Please set down all the lines beneath this one exactly, without the pictures.

Entries shown:
-.-.-

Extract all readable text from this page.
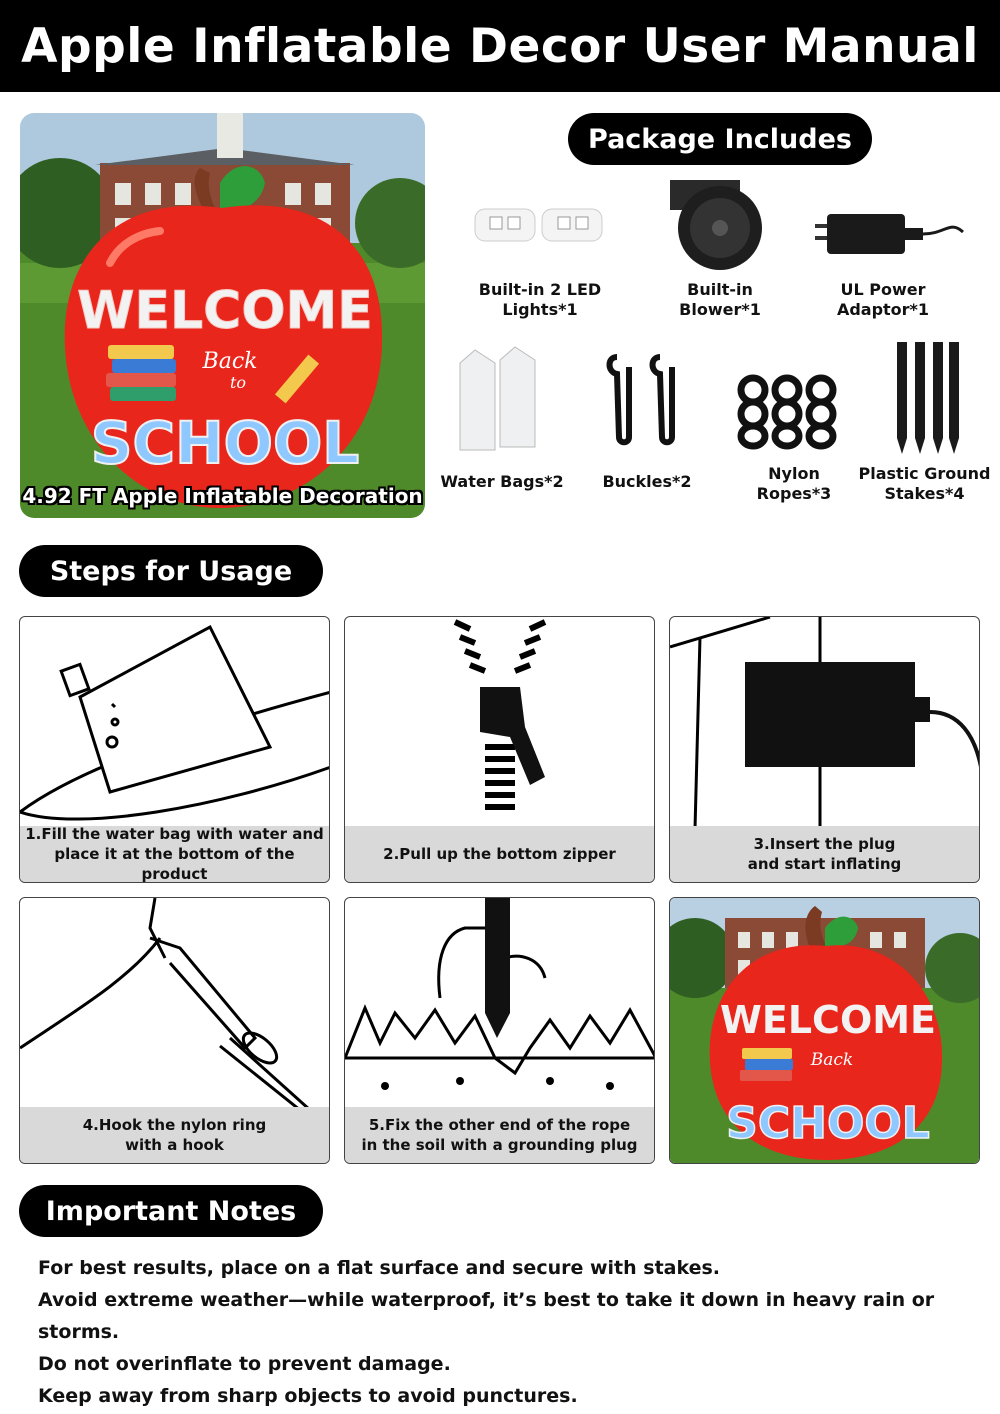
Apple Inflatable Decor User Manual
WELCOME
Back
to
SCHOOL
4.92 FT Apple Inflatable Decoration
Package Includes
Built-in 2 LED
Lights*1
Built-in
Blower*1
UL Power
Adaptor*1
Water Bags*2	Buckles*2	Nylon
Ropes*3
Plastic Ground
Stakes*4
Steps for Usage
1.Fill the water bag with water and
place it at the bottom of the product
2.Pull up the bottom zipper
3.Insert the plug
and start inflating
4.Hook the nylon ring
with a hook
5.Fix the other end of the rope
in the soil with a grounding plug
WELCOME
Back
SCHOOL
Important Notes
For best results, place on a flat surface and secure with stakes.
Avoid extreme weather—while waterproof, it’s best to take it down in heavy rain or storms.
Do not overinflate to prevent damage.
Keep away from sharp objects to avoid punctures.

-.-.-

Response to this exercise:
Extract all readable text from this page.
Apple Inflatable Decor User Manual
WELCOME
Back
to
SCHOOL
4.92 FT Apple Inflatable Decoration
Package Includes
Built-in 2 LED
Lights*1
Built-in
Blower*1
UL Power
Adaptor*1
Water Bags*2	Buckles*2	Nylon
Ropes*3
Plastic Ground
Stakes*4
Steps for Usage
1.Fill the water bag with water and
place it at the bottom of the product
2.Pull up the bottom zipper
3.Insert the plug
and start inflating
4.Hook the nylon ring
with a hook
5.Fix the other end of the rope
in the soil with a grounding plug
WELCOME
Back
SCHOOL
Important Notes
For best results, place on a flat surface and secure with stakes.
Avoid extreme weather—while waterproof, it’s best to take it down in heavy rain or storms.
Do not overinflate to prevent damage.
Keep away from sharp objects to avoid punctures.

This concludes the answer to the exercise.